## PROBLEM REQUIREMENTS
The records below should be written out again, exactly.

Figure content listings:
☆ ☆ ☆ ☆ ☆
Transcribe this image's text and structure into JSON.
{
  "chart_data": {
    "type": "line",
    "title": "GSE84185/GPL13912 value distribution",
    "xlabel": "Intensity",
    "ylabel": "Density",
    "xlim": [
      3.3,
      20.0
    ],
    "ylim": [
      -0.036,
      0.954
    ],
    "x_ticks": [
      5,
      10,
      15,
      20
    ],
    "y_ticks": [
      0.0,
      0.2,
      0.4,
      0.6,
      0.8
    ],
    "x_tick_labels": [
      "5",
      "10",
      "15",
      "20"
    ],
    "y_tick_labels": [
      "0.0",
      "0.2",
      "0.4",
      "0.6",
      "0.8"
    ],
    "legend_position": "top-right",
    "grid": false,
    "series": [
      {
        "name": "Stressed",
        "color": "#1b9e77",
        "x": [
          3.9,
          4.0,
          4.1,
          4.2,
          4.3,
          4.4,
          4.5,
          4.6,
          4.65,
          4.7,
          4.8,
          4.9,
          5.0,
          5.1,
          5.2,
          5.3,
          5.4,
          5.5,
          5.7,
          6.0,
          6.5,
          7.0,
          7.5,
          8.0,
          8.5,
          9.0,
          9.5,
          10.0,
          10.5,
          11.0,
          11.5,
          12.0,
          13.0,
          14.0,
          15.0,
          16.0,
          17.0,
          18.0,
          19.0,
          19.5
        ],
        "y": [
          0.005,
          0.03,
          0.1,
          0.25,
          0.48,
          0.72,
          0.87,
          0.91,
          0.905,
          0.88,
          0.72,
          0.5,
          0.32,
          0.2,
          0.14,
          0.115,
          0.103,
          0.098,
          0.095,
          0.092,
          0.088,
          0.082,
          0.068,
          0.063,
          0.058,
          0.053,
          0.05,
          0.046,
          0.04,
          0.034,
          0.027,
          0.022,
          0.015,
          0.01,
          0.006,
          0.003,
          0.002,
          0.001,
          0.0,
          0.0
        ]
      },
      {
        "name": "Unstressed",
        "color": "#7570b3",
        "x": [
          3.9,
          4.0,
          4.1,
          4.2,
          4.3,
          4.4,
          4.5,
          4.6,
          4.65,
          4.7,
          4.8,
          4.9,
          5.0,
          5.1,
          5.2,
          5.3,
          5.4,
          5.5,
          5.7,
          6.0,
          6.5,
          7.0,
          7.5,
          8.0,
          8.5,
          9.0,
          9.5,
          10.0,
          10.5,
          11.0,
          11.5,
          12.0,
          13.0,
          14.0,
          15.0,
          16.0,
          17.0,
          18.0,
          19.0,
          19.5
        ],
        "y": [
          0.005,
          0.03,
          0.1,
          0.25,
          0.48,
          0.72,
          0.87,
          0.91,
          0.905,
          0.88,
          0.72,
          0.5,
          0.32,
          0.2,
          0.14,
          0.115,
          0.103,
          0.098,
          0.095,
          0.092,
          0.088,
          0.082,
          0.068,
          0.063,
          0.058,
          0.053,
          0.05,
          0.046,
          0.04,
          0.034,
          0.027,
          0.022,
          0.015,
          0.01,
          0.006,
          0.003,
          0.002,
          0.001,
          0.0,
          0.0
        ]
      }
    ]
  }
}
☆ ☆ ☆ ☆ ☆
## EXERCISE OUTPUT
Transcribe this image's text and structure into JSON.
{
  "chart_data": {
    "type": "line",
    "title": "GSE84185/GPL13912 value distribution",
    "xlabel": "Intensity",
    "ylabel": "Density",
    "xlim": [
      3.3,
      20.0
    ],
    "ylim": [
      -0.036,
      0.954
    ],
    "x_ticks": [
      5,
      10,
      15,
      20
    ],
    "y_ticks": [
      0.0,
      0.2,
      0.4,
      0.6,
      0.8
    ],
    "x_tick_labels": [
      "5",
      "10",
      "15",
      "20"
    ],
    "y_tick_labels": [
      "0.0",
      "0.2",
      "0.4",
      "0.6",
      "0.8"
    ],
    "legend_position": "top-right",
    "grid": false,
    "series": [
      {
        "name": "Stressed",
        "color": "#1b9e77",
        "x": [
          3.9,
          4.0,
          4.1,
          4.2,
          4.3,
          4.4,
          4.5,
          4.6,
          4.65,
          4.7,
          4.8,
          4.9,
          5.0,
          5.1,
          5.2,
          5.3,
          5.4,
          5.5,
          5.7,
          6.0,
          6.5,
          7.0,
          7.5,
          8.0,
          8.5,
          9.0,
          9.5,
          10.0,
          10.5,
          11.0,
          11.5,
          12.0,
          13.0,
          14.0,
          15.0,
          16.0,
          17.0,
          18.0,
          19.0,
          19.5
        ],
        "y": [
          0.005,
          0.03,
          0.1,
          0.25,
          0.48,
          0.72,
          0.87,
          0.91,
          0.905,
          0.88,
          0.72,
          0.5,
          0.32,
          0.2,
          0.14,
          0.115,
          0.103,
          0.098,
          0.095,
          0.092,
          0.088,
          0.082,
          0.068,
          0.063,
          0.058,
          0.053,
          0.05,
          0.046,
          0.04,
          0.034,
          0.027,
          0.022,
          0.015,
          0.01,
          0.006,
          0.003,
          0.002,
          0.001,
          0.0,
          0.0
        ]
      },
      {
        "name": "Unstressed",
        "color": "#7570b3",
        "x": [
          3.9,
          4.0,
          4.1,
          4.2,
          4.3,
          4.4,
          4.5,
          4.6,
          4.65,
          4.7,
          4.8,
          4.9,
          5.0,
          5.1,
          5.2,
          5.3,
          5.4,
          5.5,
          5.7,
          6.0,
          6.5,
          7.0,
          7.5,
          8.0,
          8.5,
          9.0,
          9.5,
          10.0,
          10.5,
          11.0,
          11.5,
          12.0,
          13.0,
          14.0,
          15.0,
          16.0,
          17.0,
          18.0,
          19.0,
          19.5
        ],
        "y": [
          0.005,
          0.03,
          0.1,
          0.25,
          0.48,
          0.72,
          0.87,
          0.91,
          0.905,
          0.88,
          0.72,
          0.5,
          0.32,
          0.2,
          0.14,
          0.115,
          0.103,
          0.098,
          0.095,
          0.092,
          0.088,
          0.082,
          0.068,
          0.063,
          0.058,
          0.053,
          0.05,
          0.046,
          0.04,
          0.034,
          0.027,
          0.022,
          0.015,
          0.01,
          0.006,
          0.003,
          0.002,
          0.001,
          0.0,
          0.0
        ]
      }
    ]
  }
}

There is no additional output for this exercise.